_DATASET EXTRACT:_
□ □ □ □ □
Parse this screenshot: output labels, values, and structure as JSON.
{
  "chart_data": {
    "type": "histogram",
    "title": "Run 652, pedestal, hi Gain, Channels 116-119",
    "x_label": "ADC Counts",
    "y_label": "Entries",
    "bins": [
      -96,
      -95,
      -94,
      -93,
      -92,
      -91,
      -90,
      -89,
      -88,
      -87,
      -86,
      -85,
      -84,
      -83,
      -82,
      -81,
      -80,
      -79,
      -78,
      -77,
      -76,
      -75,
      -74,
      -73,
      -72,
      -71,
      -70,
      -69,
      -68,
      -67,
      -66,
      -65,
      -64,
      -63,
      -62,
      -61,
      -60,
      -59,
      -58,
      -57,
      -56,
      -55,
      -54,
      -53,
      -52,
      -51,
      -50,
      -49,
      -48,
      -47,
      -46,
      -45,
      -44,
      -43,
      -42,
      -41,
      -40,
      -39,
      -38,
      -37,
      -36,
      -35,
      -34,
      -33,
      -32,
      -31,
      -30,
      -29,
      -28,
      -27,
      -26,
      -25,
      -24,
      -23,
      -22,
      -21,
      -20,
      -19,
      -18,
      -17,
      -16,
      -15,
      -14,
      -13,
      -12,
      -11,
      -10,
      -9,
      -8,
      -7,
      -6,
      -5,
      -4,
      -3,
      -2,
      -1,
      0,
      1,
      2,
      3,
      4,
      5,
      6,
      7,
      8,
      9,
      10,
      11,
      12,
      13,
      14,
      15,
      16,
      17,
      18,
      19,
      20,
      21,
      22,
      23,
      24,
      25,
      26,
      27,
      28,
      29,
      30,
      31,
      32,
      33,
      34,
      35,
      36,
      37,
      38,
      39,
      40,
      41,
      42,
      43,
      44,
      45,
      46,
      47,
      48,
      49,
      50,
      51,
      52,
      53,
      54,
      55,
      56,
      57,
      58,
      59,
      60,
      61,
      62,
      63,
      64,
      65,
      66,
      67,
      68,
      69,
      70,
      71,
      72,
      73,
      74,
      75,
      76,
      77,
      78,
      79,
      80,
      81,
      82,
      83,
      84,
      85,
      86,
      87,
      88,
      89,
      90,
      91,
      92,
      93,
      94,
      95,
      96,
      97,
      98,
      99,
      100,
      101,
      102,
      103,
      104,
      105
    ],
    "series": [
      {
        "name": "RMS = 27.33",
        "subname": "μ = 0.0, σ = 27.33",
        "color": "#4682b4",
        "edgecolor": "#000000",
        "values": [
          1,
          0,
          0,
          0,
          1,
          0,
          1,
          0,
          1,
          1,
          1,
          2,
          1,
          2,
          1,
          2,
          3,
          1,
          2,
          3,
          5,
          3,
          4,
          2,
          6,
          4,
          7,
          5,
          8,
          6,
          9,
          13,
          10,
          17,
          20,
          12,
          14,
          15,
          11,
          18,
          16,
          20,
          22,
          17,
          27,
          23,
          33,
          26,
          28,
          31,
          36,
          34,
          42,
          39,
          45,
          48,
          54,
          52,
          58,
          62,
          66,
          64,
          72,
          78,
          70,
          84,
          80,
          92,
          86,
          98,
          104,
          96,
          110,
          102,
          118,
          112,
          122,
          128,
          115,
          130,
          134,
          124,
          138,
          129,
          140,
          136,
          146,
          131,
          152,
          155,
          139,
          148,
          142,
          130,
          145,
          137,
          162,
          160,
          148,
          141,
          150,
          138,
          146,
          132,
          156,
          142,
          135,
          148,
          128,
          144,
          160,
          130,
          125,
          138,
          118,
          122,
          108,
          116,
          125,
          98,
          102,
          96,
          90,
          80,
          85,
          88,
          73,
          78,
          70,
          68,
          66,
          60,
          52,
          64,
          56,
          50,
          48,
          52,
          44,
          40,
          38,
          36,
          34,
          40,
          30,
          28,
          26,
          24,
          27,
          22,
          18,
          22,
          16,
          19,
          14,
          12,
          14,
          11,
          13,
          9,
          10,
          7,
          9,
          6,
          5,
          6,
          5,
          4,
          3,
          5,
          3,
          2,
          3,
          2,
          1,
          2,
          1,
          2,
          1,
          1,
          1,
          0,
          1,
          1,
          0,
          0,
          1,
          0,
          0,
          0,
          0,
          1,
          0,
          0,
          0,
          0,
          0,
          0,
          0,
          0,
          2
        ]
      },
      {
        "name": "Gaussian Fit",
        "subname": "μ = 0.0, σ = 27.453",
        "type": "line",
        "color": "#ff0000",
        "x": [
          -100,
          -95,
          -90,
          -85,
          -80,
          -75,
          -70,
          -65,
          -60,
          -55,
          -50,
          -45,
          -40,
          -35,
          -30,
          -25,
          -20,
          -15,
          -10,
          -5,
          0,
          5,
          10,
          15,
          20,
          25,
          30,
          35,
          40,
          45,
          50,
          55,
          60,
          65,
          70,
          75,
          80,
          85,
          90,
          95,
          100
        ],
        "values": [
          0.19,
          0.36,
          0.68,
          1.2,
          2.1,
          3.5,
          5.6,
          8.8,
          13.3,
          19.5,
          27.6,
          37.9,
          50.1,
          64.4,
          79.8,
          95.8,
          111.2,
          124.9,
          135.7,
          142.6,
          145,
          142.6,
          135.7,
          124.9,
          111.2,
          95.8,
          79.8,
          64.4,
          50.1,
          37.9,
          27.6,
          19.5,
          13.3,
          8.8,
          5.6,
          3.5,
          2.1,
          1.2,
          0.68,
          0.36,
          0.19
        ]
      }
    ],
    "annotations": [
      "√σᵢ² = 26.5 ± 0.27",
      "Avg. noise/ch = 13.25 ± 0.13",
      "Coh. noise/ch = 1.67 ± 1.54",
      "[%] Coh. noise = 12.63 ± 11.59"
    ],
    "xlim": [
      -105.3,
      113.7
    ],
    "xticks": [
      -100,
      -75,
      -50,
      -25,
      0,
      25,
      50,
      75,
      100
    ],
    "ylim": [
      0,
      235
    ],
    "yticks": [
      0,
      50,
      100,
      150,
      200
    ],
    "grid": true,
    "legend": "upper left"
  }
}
□ □ □ □ □
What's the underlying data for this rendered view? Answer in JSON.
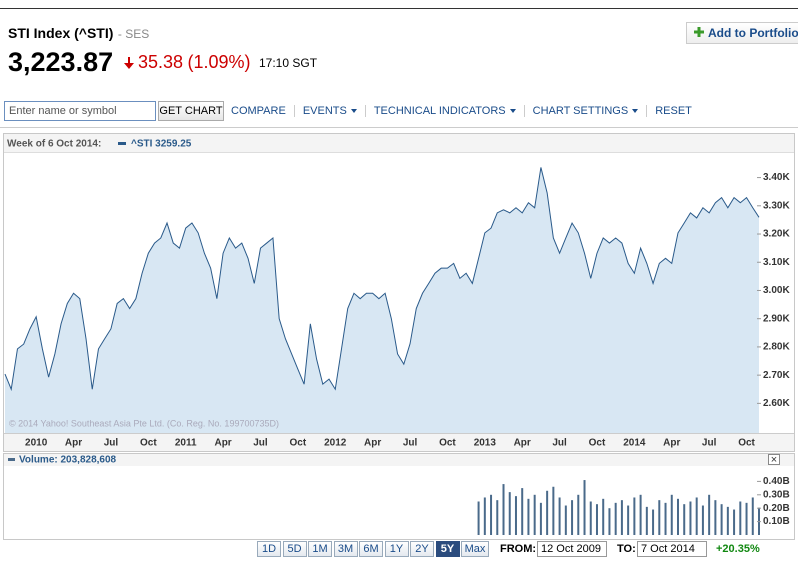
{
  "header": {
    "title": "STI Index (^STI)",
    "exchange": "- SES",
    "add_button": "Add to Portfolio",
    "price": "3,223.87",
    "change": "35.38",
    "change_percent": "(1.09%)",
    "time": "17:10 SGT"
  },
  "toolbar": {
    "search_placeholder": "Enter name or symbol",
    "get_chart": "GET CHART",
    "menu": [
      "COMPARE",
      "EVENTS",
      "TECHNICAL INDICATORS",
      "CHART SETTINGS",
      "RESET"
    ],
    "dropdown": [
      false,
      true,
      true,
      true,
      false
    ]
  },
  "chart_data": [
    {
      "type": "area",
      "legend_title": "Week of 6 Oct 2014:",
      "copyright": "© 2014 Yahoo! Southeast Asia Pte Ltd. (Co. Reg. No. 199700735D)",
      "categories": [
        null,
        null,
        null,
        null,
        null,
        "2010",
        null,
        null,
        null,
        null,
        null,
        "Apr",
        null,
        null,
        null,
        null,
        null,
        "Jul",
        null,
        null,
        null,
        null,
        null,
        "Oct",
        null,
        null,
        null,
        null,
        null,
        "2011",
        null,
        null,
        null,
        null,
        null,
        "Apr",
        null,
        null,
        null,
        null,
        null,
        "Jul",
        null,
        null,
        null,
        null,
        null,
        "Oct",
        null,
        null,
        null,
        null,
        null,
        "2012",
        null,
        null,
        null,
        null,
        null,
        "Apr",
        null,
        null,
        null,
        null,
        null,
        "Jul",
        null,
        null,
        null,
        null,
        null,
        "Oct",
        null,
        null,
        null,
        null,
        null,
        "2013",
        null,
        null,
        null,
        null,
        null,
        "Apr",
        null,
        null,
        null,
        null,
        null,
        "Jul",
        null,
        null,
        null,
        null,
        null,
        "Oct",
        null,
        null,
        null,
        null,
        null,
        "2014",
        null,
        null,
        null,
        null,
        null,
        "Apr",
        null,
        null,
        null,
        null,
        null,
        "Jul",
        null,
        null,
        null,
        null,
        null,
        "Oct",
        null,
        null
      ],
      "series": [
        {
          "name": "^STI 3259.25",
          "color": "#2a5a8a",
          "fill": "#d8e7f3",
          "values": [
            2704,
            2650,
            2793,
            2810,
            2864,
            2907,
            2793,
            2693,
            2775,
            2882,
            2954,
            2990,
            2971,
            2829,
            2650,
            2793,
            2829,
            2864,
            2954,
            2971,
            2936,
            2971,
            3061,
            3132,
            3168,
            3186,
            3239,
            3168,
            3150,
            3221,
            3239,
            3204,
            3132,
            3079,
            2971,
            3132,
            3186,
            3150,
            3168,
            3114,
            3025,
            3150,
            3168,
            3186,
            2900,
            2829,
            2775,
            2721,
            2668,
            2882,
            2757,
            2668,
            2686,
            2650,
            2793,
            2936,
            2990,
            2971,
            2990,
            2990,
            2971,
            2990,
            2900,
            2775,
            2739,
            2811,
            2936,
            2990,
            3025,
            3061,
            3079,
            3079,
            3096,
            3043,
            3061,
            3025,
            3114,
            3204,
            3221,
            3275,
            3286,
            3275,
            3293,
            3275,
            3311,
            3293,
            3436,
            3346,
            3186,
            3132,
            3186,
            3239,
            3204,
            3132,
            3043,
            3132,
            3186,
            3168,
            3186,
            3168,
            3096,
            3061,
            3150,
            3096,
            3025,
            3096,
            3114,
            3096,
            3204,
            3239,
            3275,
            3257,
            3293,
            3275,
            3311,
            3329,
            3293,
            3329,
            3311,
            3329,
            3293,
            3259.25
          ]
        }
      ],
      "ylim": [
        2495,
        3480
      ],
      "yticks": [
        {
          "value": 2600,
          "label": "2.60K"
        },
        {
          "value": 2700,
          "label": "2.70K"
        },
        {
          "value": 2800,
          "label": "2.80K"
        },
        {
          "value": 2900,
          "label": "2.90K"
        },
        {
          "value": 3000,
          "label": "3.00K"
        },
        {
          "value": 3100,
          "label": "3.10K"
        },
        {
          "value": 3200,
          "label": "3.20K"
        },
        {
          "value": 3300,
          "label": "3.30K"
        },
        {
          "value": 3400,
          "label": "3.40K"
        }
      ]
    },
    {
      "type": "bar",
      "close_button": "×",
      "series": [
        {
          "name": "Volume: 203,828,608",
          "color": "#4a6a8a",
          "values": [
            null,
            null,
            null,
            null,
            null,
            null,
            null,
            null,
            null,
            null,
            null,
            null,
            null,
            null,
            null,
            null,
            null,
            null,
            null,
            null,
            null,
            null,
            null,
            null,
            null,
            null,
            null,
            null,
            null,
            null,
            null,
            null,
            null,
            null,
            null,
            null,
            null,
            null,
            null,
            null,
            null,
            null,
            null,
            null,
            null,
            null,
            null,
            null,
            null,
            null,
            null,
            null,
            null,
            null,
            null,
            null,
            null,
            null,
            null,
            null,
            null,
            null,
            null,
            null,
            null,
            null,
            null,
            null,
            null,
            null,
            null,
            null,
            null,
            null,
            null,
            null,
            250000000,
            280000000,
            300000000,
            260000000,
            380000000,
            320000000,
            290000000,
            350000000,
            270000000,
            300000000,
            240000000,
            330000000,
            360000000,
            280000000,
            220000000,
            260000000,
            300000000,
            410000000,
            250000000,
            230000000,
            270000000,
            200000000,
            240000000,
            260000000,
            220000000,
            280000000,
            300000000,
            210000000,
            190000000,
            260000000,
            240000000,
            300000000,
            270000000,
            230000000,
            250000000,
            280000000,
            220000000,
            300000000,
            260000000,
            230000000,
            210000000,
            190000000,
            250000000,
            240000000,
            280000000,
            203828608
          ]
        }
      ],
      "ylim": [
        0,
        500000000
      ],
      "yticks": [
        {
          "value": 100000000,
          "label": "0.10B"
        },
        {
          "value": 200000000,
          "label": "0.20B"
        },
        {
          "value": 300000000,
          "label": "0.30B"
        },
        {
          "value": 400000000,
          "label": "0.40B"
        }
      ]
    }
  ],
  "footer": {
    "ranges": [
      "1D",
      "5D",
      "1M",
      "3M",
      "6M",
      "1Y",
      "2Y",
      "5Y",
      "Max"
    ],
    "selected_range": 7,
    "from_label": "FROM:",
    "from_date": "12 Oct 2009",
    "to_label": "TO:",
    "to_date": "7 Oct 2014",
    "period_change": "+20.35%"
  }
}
□ □ □ □ □
_TASK REQUIREMENTS:_
Pull out all lines from the entries above in which the word "subname" appears.

_WRITTEN SOLUTION:_
        "subname": "μ = 0.0, σ = 27.33",
        "subname": "μ = 0.0, σ = 27.453",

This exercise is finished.